Recorded data:
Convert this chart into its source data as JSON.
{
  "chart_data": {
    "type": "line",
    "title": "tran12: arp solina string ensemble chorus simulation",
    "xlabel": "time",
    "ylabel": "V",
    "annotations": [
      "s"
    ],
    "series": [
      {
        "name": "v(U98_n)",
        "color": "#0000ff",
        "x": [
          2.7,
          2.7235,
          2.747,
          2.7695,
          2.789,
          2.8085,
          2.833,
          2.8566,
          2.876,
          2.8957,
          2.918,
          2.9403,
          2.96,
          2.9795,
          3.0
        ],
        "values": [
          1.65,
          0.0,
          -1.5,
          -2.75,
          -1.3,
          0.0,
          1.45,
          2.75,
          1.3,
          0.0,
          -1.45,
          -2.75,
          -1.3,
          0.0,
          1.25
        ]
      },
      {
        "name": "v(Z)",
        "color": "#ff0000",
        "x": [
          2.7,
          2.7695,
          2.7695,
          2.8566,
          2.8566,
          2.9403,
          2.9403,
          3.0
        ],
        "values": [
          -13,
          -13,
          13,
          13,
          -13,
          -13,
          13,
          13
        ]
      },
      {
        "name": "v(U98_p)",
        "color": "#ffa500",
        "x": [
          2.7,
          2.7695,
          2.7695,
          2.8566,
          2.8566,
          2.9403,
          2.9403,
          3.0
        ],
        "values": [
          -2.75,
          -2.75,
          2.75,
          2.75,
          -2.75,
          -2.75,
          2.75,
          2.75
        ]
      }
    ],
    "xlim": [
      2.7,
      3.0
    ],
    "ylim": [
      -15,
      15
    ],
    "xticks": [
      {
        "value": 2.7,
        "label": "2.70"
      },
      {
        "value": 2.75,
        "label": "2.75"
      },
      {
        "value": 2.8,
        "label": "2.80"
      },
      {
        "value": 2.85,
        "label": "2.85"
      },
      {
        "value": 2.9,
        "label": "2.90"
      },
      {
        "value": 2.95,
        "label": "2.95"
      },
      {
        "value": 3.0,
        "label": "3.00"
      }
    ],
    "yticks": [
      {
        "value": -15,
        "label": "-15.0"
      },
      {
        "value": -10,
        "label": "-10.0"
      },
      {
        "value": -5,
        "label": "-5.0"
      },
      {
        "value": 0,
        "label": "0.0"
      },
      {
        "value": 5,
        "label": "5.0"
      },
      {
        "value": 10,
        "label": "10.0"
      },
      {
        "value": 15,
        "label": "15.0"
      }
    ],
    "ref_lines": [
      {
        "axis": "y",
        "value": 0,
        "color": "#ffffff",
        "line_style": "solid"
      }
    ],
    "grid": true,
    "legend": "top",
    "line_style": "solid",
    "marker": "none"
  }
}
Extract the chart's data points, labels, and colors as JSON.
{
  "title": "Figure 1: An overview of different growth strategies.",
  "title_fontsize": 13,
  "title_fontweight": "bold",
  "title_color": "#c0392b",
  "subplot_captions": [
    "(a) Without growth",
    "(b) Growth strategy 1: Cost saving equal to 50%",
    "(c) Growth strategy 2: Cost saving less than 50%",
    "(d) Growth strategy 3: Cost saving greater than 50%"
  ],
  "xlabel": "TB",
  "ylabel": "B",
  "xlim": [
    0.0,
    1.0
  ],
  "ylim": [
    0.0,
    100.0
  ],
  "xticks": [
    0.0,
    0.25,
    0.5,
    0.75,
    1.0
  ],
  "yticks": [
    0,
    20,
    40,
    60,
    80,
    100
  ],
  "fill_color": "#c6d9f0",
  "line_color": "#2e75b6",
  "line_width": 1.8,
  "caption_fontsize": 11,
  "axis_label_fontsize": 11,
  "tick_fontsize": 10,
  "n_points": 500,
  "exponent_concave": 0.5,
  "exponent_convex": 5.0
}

◆ PROBLEM DESCRIPTION:
Wherever the string "saving" appears in the entries above, list that line.

◆ WRITTEN SOLUTION:
    "(b) Growth strategy 1: Cost saving equal to 50%",
    "(c) Growth strategy 2: Cost saving less than 50%",
    "(d) Growth strategy 3: Cost saving greater than 50%"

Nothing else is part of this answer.